━━━━━ Stored data ━━━━━
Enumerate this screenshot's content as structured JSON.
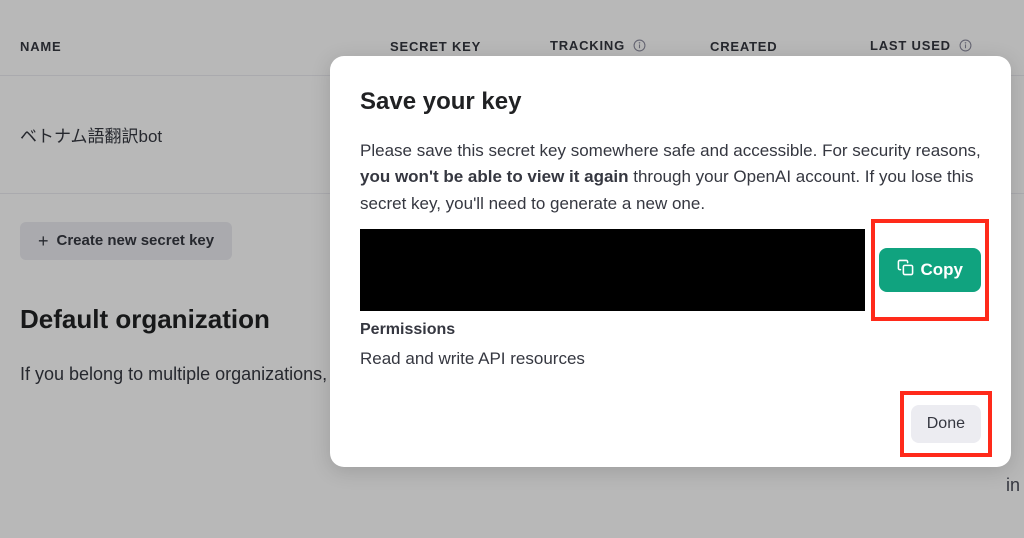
{
  "table": {
    "headers": {
      "name": "NAME",
      "secret": "SECRET KEY",
      "tracking": "TRACKING",
      "created": "CREATED",
      "lastused": "LAST USED"
    },
    "row_name": "ベトナム語翻訳bot"
  },
  "create_button": "Create new secret key",
  "org": {
    "heading": "Default organization",
    "text": "If you belong to multiple organizations, this setting controls which organization is used by default when making keys above."
  },
  "modal": {
    "title": "Save your key",
    "desc_pre": "Please save this secret key somewhere safe and accessible. For security reasons, ",
    "desc_bold": "you won't be able to view it again",
    "desc_post": " through your OpenAI account. If you lose this secret key, you'll need to generate a new one.",
    "copy": "Copy",
    "perm_head": "Permissions",
    "perm_text": "Read and write API resources",
    "done": "Done"
  },
  "cut_text": "in"
}
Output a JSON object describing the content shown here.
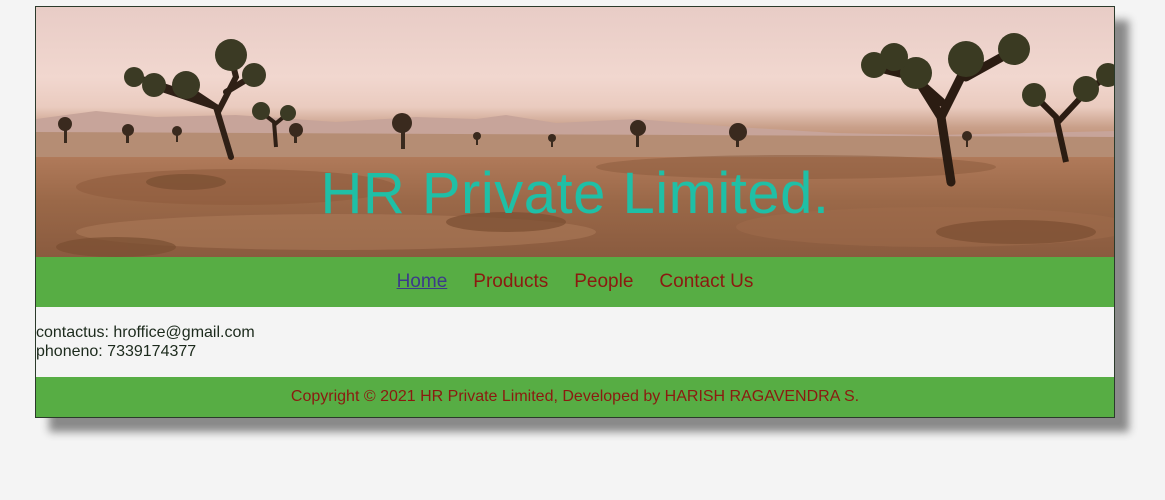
{
  "header": {
    "title": "HR Private Limited."
  },
  "nav": {
    "items": [
      {
        "label": "Home",
        "active": true
      },
      {
        "label": "Products",
        "active": false
      },
      {
        "label": "People",
        "active": false
      },
      {
        "label": "Contact Us",
        "active": false
      }
    ]
  },
  "contact": {
    "email_line": "contactus: hroffice@gmail.com",
    "phone_line": "phoneno: 7339174377"
  },
  "footer": {
    "text": "Copyright © 2021 HR Private Limited, Developed by HARISH RAGAVENDRA S."
  },
  "colors": {
    "nav_bg": "#57ad44",
    "link": "#8b1a10",
    "active_link": "#3c3a8a",
    "title": "#1fbfa6"
  }
}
━━━━━
**Directions**
Reproduce each line exactly as it appears, omitting the pictures.

**Answer for this exercise**
Enumerate this screenshot's content as structured JSON.
{
  "table": {
    "headers": {
      "name": "NAME",
      "secret": "SECRET KEY",
      "tracking": "TRACKING",
      "created": "CREATED",
      "lastused": "LAST USED"
    },
    "row_name": "ベトナム語翻訳bot"
  },
  "create_button": "Create new secret key",
  "org": {
    "heading": "Default organization",
    "text": "If you belong to multiple organizations, this setting controls which organization is used by default when making keys above."
  },
  "modal": {
    "title": "Save your key",
    "desc_pre": "Please save this secret key somewhere safe and accessible. For security reasons, ",
    "desc_bold": "you won't be able to view it again",
    "desc_post": " through your OpenAI account. If you lose this secret key, you'll need to generate a new one.",
    "copy": "Copy",
    "perm_head": "Permissions",
    "perm_text": "Read and write API resources",
    "done": "Done"
  },
  "cut_text": "in"
}
Output a JSON object describing the content shown here.
{
  "header": {
    "title": "HR Private Limited."
  },
  "nav": {
    "items": [
      {
        "label": "Home",
        "active": true
      },
      {
        "label": "Products",
        "active": false
      },
      {
        "label": "People",
        "active": false
      },
      {
        "label": "Contact Us",
        "active": false
      }
    ]
  },
  "contact": {
    "email_line": "contactus: hroffice@gmail.com",
    "phone_line": "phoneno: 7339174377"
  },
  "footer": {
    "text": "Copyright © 2021 HR Private Limited, Developed by HARISH RAGAVENDRA S."
  },
  "colors": {
    "nav_bg": "#57ad44",
    "link": "#8b1a10",
    "active_link": "#3c3a8a",
    "title": "#1fbfa6"
  }
}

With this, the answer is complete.